**Exercise directions**
Give only the number of lines below that contain the word "name".

**Extracted data**

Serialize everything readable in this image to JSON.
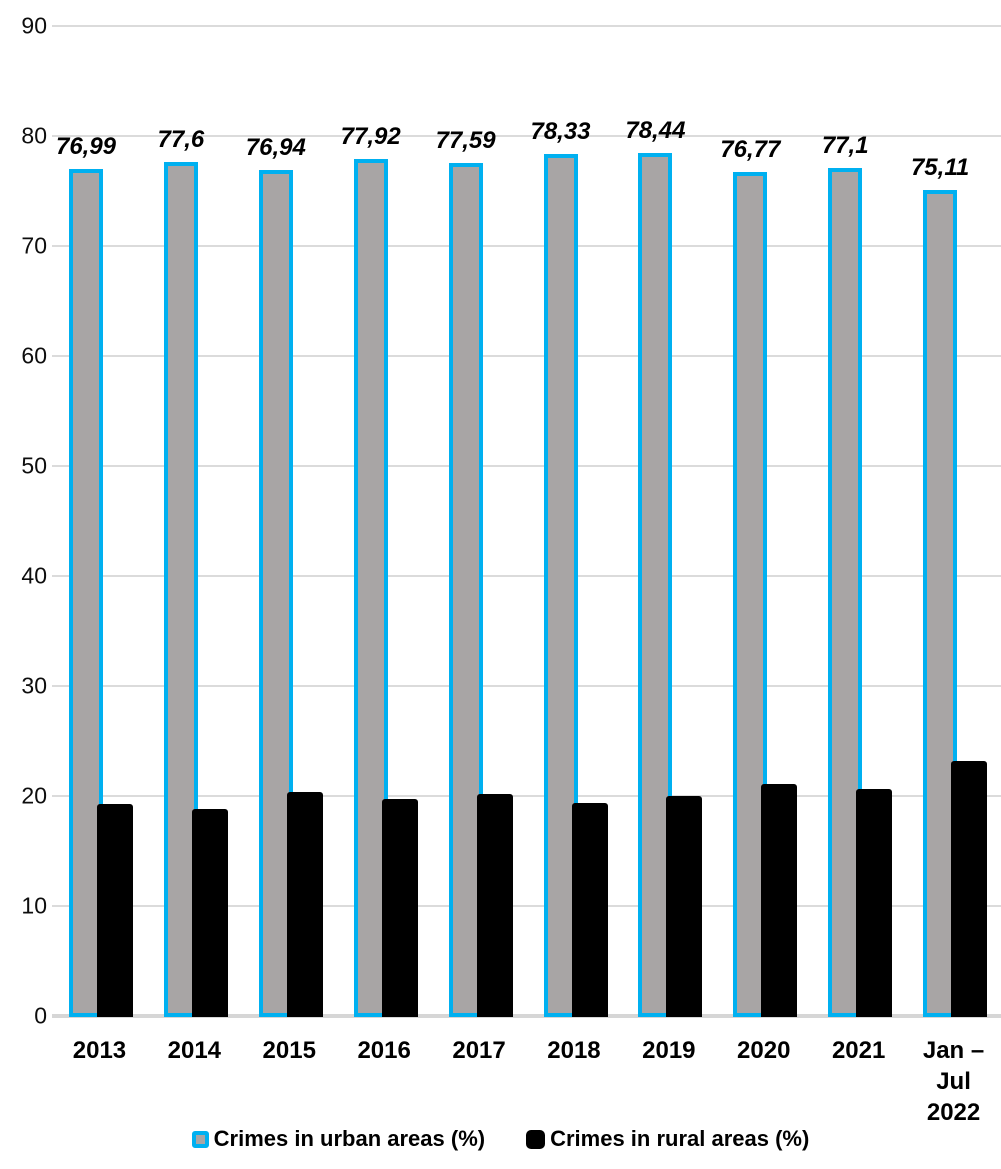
{
  "chart_data": {
    "type": "bar",
    "categories": [
      "2013",
      "2014",
      "2015",
      "2016",
      "2017",
      "2018",
      "2019",
      "2020",
      "2021",
      "Jan – Jul\n2022"
    ],
    "series": [
      {
        "name": "Crimes in urban areas (%)",
        "values": [
          76.99,
          77.6,
          76.94,
          77.92,
          77.59,
          78.33,
          78.44,
          76.77,
          77.1,
          75.11
        ],
        "data_labels": [
          "76,99",
          "77,6",
          "76,94",
          "77,92",
          "77,59",
          "78,33",
          "78,44",
          "76,77",
          "77,1",
          "75,11"
        ],
        "fill_color": "#a8a5a5",
        "border_color": "#00b0f0"
      },
      {
        "name": "Crimes in rural areas (%)",
        "values": [
          19.3,
          18.8,
          20.4,
          19.7,
          20.2,
          19.4,
          20.0,
          21.1,
          20.6,
          23.2
        ],
        "data_labels": [],
        "fill_color": "#000000",
        "border_color": "#000000"
      }
    ],
    "title": "",
    "xlabel": "",
    "ylabel": "",
    "ylim": [
      0,
      90
    ],
    "ytick_values": [
      0,
      10,
      20,
      30,
      40,
      50,
      60,
      70,
      80,
      90
    ],
    "ytick_labels": [
      "0",
      "10",
      "20",
      "30",
      "40",
      "50",
      "60",
      "70",
      "80",
      "90"
    ],
    "grid": "horizontal",
    "gridline_color": "#dbdbdb",
    "legend_position": "bottom-center",
    "decimal_separator": ","
  },
  "legend": {
    "urban_label": "Crimes in urban areas (%)",
    "rural_label": "Crimes in rural areas (%)"
  },
  "colors": {
    "urban_fill": "#a8a5a5",
    "urban_border": "#00b0f0",
    "rural_fill": "#000000",
    "gridline": "#dbdbdb",
    "axis_line": "#d6d6d6",
    "text": "#000000"
  }
}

**Task solution**
2